> Structured figure records
* * * * * * *

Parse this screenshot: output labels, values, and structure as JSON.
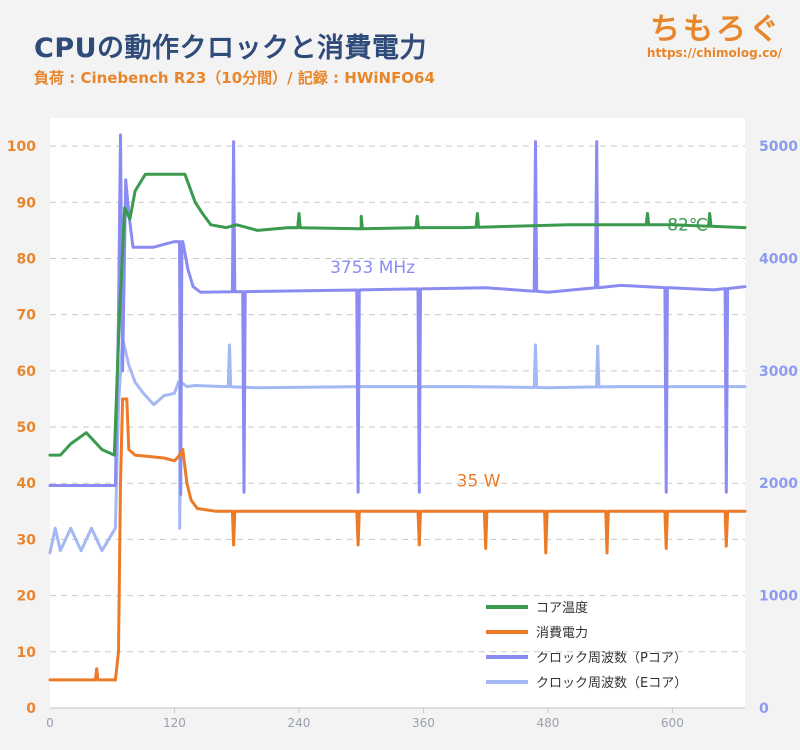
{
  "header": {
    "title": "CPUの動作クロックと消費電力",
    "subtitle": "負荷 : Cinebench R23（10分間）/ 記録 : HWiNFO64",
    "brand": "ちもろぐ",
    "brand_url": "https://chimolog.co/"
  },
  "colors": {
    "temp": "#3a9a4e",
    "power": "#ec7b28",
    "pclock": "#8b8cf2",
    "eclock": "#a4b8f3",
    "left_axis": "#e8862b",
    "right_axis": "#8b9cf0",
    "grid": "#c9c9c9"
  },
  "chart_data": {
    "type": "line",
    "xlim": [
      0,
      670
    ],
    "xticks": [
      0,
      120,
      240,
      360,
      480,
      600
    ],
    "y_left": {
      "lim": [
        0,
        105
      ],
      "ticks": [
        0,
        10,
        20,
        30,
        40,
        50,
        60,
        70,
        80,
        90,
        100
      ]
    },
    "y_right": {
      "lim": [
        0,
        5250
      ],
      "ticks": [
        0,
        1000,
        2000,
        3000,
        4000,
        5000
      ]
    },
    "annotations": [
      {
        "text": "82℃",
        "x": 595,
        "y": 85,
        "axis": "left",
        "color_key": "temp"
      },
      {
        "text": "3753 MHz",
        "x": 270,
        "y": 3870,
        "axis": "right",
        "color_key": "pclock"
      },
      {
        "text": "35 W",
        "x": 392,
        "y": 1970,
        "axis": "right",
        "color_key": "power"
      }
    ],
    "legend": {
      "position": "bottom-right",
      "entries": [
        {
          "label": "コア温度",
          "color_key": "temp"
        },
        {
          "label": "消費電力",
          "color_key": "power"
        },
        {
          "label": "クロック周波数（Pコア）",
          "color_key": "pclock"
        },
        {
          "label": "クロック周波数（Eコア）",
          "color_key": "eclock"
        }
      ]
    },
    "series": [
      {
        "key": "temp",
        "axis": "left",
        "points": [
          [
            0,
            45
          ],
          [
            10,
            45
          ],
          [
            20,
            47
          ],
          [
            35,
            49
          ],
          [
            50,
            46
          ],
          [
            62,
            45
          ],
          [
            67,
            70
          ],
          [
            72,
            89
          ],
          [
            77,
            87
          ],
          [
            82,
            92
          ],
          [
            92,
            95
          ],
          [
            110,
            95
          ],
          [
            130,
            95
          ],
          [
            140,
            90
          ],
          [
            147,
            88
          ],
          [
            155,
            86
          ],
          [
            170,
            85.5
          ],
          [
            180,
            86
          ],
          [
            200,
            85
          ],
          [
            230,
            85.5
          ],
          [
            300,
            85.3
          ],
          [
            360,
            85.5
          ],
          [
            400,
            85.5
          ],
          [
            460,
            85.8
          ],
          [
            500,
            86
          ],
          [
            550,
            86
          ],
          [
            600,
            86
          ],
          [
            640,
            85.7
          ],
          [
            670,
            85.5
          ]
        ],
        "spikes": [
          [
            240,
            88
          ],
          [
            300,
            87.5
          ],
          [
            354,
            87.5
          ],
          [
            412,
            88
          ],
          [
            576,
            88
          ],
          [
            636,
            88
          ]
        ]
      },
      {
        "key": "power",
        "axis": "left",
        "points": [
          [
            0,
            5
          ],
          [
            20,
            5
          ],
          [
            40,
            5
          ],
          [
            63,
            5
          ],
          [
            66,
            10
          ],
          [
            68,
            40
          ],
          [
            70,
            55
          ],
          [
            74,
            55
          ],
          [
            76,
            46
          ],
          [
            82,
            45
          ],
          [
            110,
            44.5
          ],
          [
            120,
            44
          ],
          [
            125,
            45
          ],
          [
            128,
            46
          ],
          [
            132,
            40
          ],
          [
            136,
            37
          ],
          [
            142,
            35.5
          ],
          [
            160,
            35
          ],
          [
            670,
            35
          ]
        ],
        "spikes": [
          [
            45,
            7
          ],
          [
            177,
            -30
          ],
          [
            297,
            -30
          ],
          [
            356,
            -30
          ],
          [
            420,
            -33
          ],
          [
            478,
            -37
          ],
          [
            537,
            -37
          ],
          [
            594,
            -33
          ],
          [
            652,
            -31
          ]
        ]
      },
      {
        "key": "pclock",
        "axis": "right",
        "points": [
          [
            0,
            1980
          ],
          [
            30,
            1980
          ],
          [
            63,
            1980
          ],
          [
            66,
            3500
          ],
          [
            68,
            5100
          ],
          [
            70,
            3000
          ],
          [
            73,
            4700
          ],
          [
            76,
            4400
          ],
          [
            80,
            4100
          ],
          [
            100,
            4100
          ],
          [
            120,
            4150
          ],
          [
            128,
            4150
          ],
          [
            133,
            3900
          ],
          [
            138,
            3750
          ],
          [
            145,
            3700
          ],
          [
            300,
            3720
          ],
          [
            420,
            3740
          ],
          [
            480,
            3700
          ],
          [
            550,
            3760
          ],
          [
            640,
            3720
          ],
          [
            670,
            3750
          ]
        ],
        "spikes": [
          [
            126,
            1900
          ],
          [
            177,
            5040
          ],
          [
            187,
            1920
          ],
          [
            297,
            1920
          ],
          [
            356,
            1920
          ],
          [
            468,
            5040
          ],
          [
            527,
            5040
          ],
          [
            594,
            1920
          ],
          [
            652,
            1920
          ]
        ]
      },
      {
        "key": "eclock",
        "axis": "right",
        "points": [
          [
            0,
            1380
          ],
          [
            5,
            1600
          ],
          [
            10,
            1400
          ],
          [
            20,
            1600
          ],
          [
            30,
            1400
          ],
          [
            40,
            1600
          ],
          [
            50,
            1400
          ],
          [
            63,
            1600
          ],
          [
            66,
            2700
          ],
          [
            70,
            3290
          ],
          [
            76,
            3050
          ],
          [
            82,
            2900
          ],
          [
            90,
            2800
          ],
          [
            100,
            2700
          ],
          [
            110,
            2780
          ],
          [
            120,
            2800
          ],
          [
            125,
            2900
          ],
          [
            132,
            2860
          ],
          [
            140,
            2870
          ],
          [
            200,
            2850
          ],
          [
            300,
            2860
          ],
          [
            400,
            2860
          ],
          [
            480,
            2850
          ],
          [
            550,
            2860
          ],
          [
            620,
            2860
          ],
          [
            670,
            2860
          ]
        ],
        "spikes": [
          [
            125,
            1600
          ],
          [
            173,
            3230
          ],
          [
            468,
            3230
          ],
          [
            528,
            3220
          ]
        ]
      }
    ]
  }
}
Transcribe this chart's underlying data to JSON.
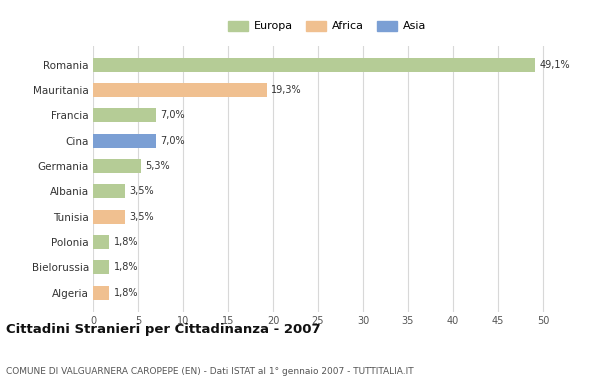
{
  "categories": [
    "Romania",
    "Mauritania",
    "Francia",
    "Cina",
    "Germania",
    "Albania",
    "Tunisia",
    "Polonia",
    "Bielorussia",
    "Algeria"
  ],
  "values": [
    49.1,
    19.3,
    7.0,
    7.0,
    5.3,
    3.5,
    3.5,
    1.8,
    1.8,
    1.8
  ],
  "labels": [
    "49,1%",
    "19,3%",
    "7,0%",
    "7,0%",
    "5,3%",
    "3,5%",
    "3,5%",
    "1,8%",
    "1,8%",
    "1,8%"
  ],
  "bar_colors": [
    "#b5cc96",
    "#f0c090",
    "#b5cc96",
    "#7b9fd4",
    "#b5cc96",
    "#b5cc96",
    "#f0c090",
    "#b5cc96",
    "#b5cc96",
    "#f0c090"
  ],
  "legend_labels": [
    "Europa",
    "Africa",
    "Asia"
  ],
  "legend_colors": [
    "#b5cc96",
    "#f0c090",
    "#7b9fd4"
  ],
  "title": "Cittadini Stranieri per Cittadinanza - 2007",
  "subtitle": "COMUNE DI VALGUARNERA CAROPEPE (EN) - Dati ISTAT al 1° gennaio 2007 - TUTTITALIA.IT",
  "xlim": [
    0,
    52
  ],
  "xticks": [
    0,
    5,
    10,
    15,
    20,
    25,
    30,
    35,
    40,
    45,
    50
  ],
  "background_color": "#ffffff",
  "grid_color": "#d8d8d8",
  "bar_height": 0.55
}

* * * * * * *

> Directive
Copy, exactly and exclusively, the lines beginning with the one that contains "Transcribe this chart's" and ending with the last line of the listing; pictures are to be omitted.

> Written response
Transcribe this chart's underlying data to JSON.
{
  "categories": [
    "Romania",
    "Mauritania",
    "Francia",
    "Cina",
    "Germania",
    "Albania",
    "Tunisia",
    "Polonia",
    "Bielorussia",
    "Algeria"
  ],
  "values": [
    49.1,
    19.3,
    7.0,
    7.0,
    5.3,
    3.5,
    3.5,
    1.8,
    1.8,
    1.8
  ],
  "labels": [
    "49,1%",
    "19,3%",
    "7,0%",
    "7,0%",
    "5,3%",
    "3,5%",
    "3,5%",
    "1,8%",
    "1,8%",
    "1,8%"
  ],
  "bar_colors": [
    "#b5cc96",
    "#f0c090",
    "#b5cc96",
    "#7b9fd4",
    "#b5cc96",
    "#b5cc96",
    "#f0c090",
    "#b5cc96",
    "#b5cc96",
    "#f0c090"
  ],
  "legend_labels": [
    "Europa",
    "Africa",
    "Asia"
  ],
  "legend_colors": [
    "#b5cc96",
    "#f0c090",
    "#7b9fd4"
  ],
  "title": "Cittadini Stranieri per Cittadinanza - 2007",
  "subtitle": "COMUNE DI VALGUARNERA CAROPEPE (EN) - Dati ISTAT al 1° gennaio 2007 - TUTTITALIA.IT",
  "xlim": [
    0,
    52
  ],
  "xticks": [
    0,
    5,
    10,
    15,
    20,
    25,
    30,
    35,
    40,
    45,
    50
  ],
  "background_color": "#ffffff",
  "grid_color": "#d8d8d8",
  "bar_height": 0.55
}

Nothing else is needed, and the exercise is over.